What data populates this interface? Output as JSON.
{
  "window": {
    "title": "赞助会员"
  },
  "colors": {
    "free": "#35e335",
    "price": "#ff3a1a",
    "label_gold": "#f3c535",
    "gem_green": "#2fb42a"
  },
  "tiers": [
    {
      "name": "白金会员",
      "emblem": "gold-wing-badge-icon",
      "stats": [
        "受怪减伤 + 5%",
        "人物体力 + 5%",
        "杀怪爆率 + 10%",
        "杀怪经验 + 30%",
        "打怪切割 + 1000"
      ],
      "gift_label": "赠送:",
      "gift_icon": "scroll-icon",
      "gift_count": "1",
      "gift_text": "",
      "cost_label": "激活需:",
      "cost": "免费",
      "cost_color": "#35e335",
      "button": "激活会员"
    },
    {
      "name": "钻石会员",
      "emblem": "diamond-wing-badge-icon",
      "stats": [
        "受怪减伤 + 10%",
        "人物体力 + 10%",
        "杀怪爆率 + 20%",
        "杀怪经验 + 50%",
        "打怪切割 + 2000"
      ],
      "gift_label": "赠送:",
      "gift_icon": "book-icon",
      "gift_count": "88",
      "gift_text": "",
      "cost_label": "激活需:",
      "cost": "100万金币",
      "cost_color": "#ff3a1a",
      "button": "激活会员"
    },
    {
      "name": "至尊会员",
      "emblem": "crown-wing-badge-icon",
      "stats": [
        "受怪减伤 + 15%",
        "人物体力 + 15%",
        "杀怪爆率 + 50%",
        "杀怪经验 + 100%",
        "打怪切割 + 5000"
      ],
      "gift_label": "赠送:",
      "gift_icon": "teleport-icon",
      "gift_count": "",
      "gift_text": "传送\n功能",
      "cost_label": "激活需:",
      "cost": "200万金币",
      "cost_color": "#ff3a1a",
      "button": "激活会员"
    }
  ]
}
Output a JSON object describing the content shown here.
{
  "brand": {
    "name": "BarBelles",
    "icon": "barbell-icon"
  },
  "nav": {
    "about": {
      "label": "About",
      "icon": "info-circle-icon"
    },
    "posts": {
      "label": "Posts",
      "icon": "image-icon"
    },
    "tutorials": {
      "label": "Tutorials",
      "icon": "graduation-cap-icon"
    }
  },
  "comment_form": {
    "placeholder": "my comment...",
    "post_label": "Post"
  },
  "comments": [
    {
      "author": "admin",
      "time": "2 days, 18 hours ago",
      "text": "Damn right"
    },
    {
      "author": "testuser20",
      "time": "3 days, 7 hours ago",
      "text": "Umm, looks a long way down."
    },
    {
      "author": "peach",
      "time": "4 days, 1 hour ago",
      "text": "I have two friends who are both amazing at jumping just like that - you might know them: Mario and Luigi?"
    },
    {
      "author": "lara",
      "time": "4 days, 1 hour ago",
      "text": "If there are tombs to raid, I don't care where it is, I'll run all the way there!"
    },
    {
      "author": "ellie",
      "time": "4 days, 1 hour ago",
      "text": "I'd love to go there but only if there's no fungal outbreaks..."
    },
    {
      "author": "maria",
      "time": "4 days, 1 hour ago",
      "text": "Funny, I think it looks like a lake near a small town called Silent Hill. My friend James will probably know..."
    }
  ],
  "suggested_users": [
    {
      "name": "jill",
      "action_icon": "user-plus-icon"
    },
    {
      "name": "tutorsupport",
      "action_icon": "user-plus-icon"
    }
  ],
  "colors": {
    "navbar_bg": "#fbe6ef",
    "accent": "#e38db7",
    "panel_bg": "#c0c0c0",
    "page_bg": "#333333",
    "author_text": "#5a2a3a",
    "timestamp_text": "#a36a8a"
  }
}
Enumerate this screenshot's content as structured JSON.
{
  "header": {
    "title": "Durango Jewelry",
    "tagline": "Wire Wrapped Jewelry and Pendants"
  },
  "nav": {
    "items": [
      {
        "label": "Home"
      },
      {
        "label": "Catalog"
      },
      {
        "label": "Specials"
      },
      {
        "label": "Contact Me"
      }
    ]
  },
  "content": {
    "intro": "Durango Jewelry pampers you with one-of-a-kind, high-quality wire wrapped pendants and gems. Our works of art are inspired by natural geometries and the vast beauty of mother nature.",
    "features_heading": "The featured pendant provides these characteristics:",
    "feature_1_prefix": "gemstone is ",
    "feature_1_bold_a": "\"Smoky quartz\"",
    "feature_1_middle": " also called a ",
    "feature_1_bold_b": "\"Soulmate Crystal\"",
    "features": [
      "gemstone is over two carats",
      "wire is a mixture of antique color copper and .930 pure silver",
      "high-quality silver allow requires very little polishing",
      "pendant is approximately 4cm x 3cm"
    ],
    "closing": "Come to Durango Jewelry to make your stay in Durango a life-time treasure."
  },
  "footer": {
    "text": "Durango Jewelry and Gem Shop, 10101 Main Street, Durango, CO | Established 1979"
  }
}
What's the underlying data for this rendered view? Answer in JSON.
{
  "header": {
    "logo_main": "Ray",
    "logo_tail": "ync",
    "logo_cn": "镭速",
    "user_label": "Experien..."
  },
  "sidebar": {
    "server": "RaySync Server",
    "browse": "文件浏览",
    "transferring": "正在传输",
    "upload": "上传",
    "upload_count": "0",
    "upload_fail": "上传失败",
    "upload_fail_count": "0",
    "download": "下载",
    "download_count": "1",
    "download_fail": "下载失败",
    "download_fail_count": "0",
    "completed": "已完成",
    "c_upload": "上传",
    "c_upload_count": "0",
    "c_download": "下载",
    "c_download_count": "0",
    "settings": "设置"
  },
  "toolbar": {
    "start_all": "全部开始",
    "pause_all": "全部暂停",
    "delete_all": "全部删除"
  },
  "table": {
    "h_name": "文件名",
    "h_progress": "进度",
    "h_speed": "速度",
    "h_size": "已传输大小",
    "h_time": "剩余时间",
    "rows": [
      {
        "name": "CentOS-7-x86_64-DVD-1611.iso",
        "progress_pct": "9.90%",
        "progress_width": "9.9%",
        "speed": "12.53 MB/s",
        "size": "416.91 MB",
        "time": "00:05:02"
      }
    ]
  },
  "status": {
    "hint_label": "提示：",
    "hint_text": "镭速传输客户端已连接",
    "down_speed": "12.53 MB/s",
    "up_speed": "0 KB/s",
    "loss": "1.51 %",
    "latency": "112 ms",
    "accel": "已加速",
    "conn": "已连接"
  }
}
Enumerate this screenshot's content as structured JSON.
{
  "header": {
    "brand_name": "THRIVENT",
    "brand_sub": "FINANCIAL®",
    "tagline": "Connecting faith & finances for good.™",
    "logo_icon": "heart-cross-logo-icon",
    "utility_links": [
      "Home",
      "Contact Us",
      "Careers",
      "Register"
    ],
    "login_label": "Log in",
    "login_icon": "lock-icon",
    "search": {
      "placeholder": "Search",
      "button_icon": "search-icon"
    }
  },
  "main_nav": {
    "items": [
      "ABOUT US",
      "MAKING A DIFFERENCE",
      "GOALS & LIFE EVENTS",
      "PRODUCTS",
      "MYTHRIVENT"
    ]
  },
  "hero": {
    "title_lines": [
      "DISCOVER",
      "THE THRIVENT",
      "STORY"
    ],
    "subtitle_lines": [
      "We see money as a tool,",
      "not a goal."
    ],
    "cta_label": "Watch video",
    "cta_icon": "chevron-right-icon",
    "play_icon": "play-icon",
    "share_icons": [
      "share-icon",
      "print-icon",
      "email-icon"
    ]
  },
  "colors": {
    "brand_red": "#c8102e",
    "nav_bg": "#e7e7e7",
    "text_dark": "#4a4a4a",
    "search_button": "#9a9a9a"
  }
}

» **Brief**: Quote all the records. Keep every word exact.

» **Answer for the task**:
What data populates this interface? Output as JSON.
{
  "window": {
    "title": "赞助会员"
  },
  "colors": {
    "free": "#35e335",
    "price": "#ff3a1a",
    "label_gold": "#f3c535",
    "gem_green": "#2fb42a"
  },
  "tiers": [
    {
      "name": "白金会员",
      "emblem": "gold-wing-badge-icon",
      "stats": [
        "受怪减伤 + 5%",
        "人物体力 + 5%",
        "杀怪爆率 + 10%",
        "杀怪经验 + 30%",
        "打怪切割 + 1000"
      ],
      "gift_label": "赠送:",
      "gift_icon": "scroll-icon",
      "gift_count": "1",
      "gift_text": "",
      "cost_label": "激活需:",
      "cost": "免费",
      "cost_color": "#35e335",
      "button": "激活会员"
    },
    {
      "name": "钻石会员",
      "emblem": "diamond-wing-badge-icon",
      "stats": [
        "受怪减伤 + 10%",
        "人物体力 + 10%",
        "杀怪爆率 + 20%",
        "杀怪经验 + 50%",
        "打怪切割 + 2000"
      ],
      "gift_label": "赠送:",
      "gift_icon": "book-icon",
      "gift_count": "88",
      "gift_text": "",
      "cost_label": "激活需:",
      "cost": "100万金币",
      "cost_color": "#ff3a1a",
      "button": "激活会员"
    },
    {
      "name": "至尊会员",
      "emblem": "crown-wing-badge-icon",
      "stats": [
        "受怪减伤 + 15%",
        "人物体力 + 15%",
        "杀怪爆率 + 50%",
        "杀怪经验 + 100%",
        "打怪切割 + 5000"
      ],
      "gift_label": "赠送:",
      "gift_icon": "teleport-icon",
      "gift_count": "",
      "gift_text": "传送\n功能",
      "cost_label": "激活需:",
      "cost": "200万金币",
      "cost_color": "#ff3a1a",
      "button": "激活会员"
    }
  ]
}
Output a JSON object describing the content shown here.
{
  "brand": {
    "name": "BarBelles",
    "icon": "barbell-icon"
  },
  "nav": {
    "about": {
      "label": "About",
      "icon": "info-circle-icon"
    },
    "posts": {
      "label": "Posts",
      "icon": "image-icon"
    },
    "tutorials": {
      "label": "Tutorials",
      "icon": "graduation-cap-icon"
    }
  },
  "comment_form": {
    "placeholder": "my comment...",
    "post_label": "Post"
  },
  "comments": [
    {
      "author": "admin",
      "time": "2 days, 18 hours ago",
      "text": "Damn right"
    },
    {
      "author": "testuser20",
      "time": "3 days, 7 hours ago",
      "text": "Umm, looks a long way down."
    },
    {
      "author": "peach",
      "time": "4 days, 1 hour ago",
      "text": "I have two friends who are both amazing at jumping just like that - you might know them: Mario and Luigi?"
    },
    {
      "author": "lara",
      "time": "4 days, 1 hour ago",
      "text": "If there are tombs to raid, I don't care where it is, I'll run all the way there!"
    },
    {
      "author": "ellie",
      "time": "4 days, 1 hour ago",
      "text": "I'd love to go there but only if there's no fungal outbreaks..."
    },
    {
      "author": "maria",
      "time": "4 days, 1 hour ago",
      "text": "Funny, I think it looks like a lake near a small town called Silent Hill. My friend James will probably know..."
    }
  ],
  "suggested_users": [
    {
      "name": "jill",
      "action_icon": "user-plus-icon"
    },
    {
      "name": "tutorsupport",
      "action_icon": "user-plus-icon"
    }
  ],
  "colors": {
    "navbar_bg": "#fbe6ef",
    "accent": "#e38db7",
    "panel_bg": "#c0c0c0",
    "page_bg": "#333333",
    "author_text": "#5a2a3a",
    "timestamp_text": "#a36a8a"
  }
}
Enumerate this screenshot's content as structured JSON.
{
  "header": {
    "title": "Durango Jewelry",
    "tagline": "Wire Wrapped Jewelry and Pendants"
  },
  "nav": {
    "items": [
      {
        "label": "Home"
      },
      {
        "label": "Catalog"
      },
      {
        "label": "Specials"
      },
      {
        "label": "Contact Me"
      }
    ]
  },
  "content": {
    "intro": "Durango Jewelry pampers you with one-of-a-kind, high-quality wire wrapped pendants and gems. Our works of art are inspired by natural geometries and the vast beauty of mother nature.",
    "features_heading": "The featured pendant provides these characteristics:",
    "feature_1_prefix": "gemstone is ",
    "feature_1_bold_a": "\"Smoky quartz\"",
    "feature_1_middle": " also called a ",
    "feature_1_bold_b": "\"Soulmate Crystal\"",
    "features": [
      "gemstone is over two carats",
      "wire is a mixture of antique color copper and .930 pure silver",
      "high-quality silver allow requires very little polishing",
      "pendant is approximately 4cm x 3cm"
    ],
    "closing": "Come to Durango Jewelry to make your stay in Durango a life-time treasure."
  },
  "footer": {
    "text": "Durango Jewelry and Gem Shop, 10101 Main Street, Durango, CO | Established 1979"
  }
}
What's the underlying data for this rendered view? Answer in JSON.
{
  "header": {
    "logo_main": "Ray",
    "logo_tail": "ync",
    "logo_cn": "镭速",
    "user_label": "Experien..."
  },
  "sidebar": {
    "server": "RaySync Server",
    "browse": "文件浏览",
    "transferring": "正在传输",
    "upload": "上传",
    "upload_count": "0",
    "upload_fail": "上传失败",
    "upload_fail_count": "0",
    "download": "下载",
    "download_count": "1",
    "download_fail": "下载失败",
    "download_fail_count": "0",
    "completed": "已完成",
    "c_upload": "上传",
    "c_upload_count": "0",
    "c_download": "下载",
    "c_download_count": "0",
    "settings": "设置"
  },
  "toolbar": {
    "start_all": "全部开始",
    "pause_all": "全部暂停",
    "delete_all": "全部删除"
  },
  "table": {
    "h_name": "文件名",
    "h_progress": "进度",
    "h_speed": "速度",
    "h_size": "已传输大小",
    "h_time": "剩余时间",
    "rows": [
      {
        "name": "CentOS-7-x86_64-DVD-1611.iso",
        "progress_pct": "9.90%",
        "progress_width": "9.9%",
        "speed": "12.53 MB/s",
        "size": "416.91 MB",
        "time": "00:05:02"
      }
    ]
  },
  "status": {
    "hint_label": "提示：",
    "hint_text": "镭速传输客户端已连接",
    "down_speed": "12.53 MB/s",
    "up_speed": "0 KB/s",
    "loss": "1.51 %",
    "latency": "112 ms",
    "accel": "已加速",
    "conn": "已连接"
  }
}
Enumerate this screenshot's content as structured JSON.
{
  "header": {
    "brand_name": "THRIVENT",
    "brand_sub": "FINANCIAL®",
    "tagline": "Connecting faith & finances for good.™",
    "logo_icon": "heart-cross-logo-icon",
    "utility_links": [
      "Home",
      "Contact Us",
      "Careers",
      "Register"
    ],
    "login_label": "Log in",
    "login_icon": "lock-icon",
    "search": {
      "placeholder": "Search",
      "button_icon": "search-icon"
    }
  },
  "main_nav": {
    "items": [
      "ABOUT US",
      "MAKING A DIFFERENCE",
      "GOALS & LIFE EVENTS",
      "PRODUCTS",
      "MYTHRIVENT"
    ]
  },
  "hero": {
    "title_lines": [
      "DISCOVER",
      "THE THRIVENT",
      "STORY"
    ],
    "subtitle_lines": [
      "We see money as a tool,",
      "not a goal."
    ],
    "cta_label": "Watch video",
    "cta_icon": "chevron-right-icon",
    "play_icon": "play-icon",
    "share_icons": [
      "share-icon",
      "print-icon",
      "email-icon"
    ]
  },
  "colors": {
    "brand_red": "#c8102e",
    "nav_bg": "#e7e7e7",
    "text_dark": "#4a4a4a",
    "search_button": "#9a9a9a"
  }
}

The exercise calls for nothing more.